| WHAT TO DO |
The records under this task must be duplicated exactly.

Top of EXERCISE MATERIAL

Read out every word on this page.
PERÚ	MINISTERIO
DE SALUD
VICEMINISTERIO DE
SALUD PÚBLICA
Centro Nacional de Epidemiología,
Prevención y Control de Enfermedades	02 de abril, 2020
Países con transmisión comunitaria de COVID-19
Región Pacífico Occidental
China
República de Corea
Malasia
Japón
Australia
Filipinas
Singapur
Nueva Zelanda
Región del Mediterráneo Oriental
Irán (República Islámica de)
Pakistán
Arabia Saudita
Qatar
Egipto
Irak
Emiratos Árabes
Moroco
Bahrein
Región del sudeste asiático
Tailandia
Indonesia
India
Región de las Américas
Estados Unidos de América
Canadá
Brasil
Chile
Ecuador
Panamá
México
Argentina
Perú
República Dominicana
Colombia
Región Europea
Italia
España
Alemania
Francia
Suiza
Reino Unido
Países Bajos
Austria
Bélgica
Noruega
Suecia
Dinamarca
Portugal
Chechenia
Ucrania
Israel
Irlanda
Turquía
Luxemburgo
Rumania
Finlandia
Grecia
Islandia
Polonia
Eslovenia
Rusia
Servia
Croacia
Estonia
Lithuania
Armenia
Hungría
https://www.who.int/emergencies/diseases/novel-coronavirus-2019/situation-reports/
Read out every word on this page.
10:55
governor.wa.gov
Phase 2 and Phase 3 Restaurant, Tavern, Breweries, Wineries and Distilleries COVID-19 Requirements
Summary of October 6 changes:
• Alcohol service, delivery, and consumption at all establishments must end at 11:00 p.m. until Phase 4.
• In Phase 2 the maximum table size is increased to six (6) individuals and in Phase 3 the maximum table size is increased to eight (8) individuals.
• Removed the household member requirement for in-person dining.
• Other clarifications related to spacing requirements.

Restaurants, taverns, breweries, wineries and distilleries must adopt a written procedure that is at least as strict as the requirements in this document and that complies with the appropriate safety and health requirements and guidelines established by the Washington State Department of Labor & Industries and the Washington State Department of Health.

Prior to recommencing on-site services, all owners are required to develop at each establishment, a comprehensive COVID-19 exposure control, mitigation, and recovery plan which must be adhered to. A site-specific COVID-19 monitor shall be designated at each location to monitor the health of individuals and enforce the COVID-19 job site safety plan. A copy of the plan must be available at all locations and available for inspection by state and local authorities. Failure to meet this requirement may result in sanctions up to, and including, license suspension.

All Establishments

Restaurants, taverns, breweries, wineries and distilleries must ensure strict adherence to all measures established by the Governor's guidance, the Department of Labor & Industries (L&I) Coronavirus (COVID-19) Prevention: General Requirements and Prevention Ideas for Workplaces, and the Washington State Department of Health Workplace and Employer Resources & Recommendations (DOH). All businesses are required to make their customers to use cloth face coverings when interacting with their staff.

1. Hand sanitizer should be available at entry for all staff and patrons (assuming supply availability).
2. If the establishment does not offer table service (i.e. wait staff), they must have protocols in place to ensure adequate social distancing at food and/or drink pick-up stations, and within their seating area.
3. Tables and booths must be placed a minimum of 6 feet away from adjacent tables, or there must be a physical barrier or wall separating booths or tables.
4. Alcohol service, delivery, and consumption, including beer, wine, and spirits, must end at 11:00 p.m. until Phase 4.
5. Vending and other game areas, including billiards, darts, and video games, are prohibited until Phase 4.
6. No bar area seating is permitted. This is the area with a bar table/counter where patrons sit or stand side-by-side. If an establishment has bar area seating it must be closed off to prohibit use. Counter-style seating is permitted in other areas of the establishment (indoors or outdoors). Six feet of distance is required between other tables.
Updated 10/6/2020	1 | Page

Bottom of EXERCISE MATERIAL

| EXPECTED OUTPUT |
Read out every word on this page.
PERÚ	MINISTERIO
DE SALUD
VICEMINISTERIO DE
SALUD PÚBLICA
Centro Nacional de Epidemiología,
Prevención y Control de Enfermedades	02 de abril, 2020
Países con transmisión comunitaria de COVID-19
Región Pacífico Occidental
China
República de Corea
Malasia
Japón
Australia
Filipinas
Singapur
Nueva Zelanda
Región del Mediterráneo Oriental
Irán (República Islámica de)
Pakistán
Arabia Saudita
Qatar
Egipto
Irak
Emiratos Árabes
Moroco
Bahrein
Región del sudeste asiático
Tailandia
Indonesia
India
Región de las Américas
Estados Unidos de América
Canadá
Brasil
Chile
Ecuador
Panamá
México
Argentina
Perú
República Dominicana
Colombia
Región Europea
Italia
España
Alemania
Francia
Suiza
Reino Unido
Países Bajos
Austria
Bélgica
Noruega
Suecia
Dinamarca
Portugal
Chechenia
Ucrania
Israel
Irlanda
Turquía
Luxemburgo
Rumania
Finlandia
Grecia
Islandia
Polonia
Eslovenia
Rusia
Servia
Croacia
Estonia
Lithuania
Armenia
Hungría
https://www.who.int/emergencies/diseases/novel-coronavirus-2019/situation-reports/
Read out every word on this page.
10:55
governor.wa.gov
Phase 2 and Phase 3 Restaurant, Tavern, Breweries, Wineries and Distilleries COVID-19 Requirements
Summary of October 6 changes:
• Alcohol service, delivery, and consumption at all establishments must end at 11:00 p.m. until Phase 4.
• In Phase 2 the maximum table size is increased to six (6) individuals and in Phase 3 the maximum table size is increased to eight (8) individuals.
• Removed the household member requirement for in-person dining.
• Other clarifications related to spacing requirements.

Restaurants, taverns, breweries, wineries and distilleries must adopt a written procedure that is at least as strict as the requirements in this document and that complies with the appropriate safety and health requirements and guidelines established by the Washington State Department of Labor & Industries and the Washington State Department of Health.

Prior to recommencing on-site services, all owners are required to develop at each establishment, a comprehensive COVID-19 exposure control, mitigation, and recovery plan which must be adhered to. A site-specific COVID-19 monitor shall be designated at each location to monitor the health of individuals and enforce the COVID-19 job site safety plan. A copy of the plan must be available at all locations and available for inspection by state and local authorities. Failure to meet this requirement may result in sanctions up to, and including, license suspension.

All Establishments

Restaurants, taverns, breweries, wineries and distilleries must ensure strict adherence to all measures established by the Governor's guidance, the Department of Labor & Industries (L&I) Coronavirus (COVID-19) Prevention: General Requirements and Prevention Ideas for Workplaces, and the Washington State Department of Health Workplace and Employer Resources & Recommendations (DOH). All businesses are required to make their customers to use cloth face coverings when interacting with their staff.

1. Hand sanitizer should be available at entry for all staff and patrons (assuming supply availability).
2. If the establishment does not offer table service (i.e. wait staff), they must have protocols in place to ensure adequate social distancing at food and/or drink pick-up stations, and within their seating area.
3. Tables and booths must be placed a minimum of 6 feet away from adjacent tables, or there must be a physical barrier or wall separating booths or tables.
4. Alcohol service, delivery, and consumption, including beer, wine, and spirits, must end at 11:00 p.m. until Phase 4.
5. Vending and other game areas, including billiards, darts, and video games, are prohibited until Phase 4.
6. No bar area seating is permitted. This is the area with a bar table/counter where patrons sit or stand side-by-side. If an establishment has bar area seating it must be closed off to prohibit use. Counter-style seating is permitted in other areas of the establishment (indoors or outdoors). Six feet of distance is required between other tables.
Updated 10/6/2020	1 | Page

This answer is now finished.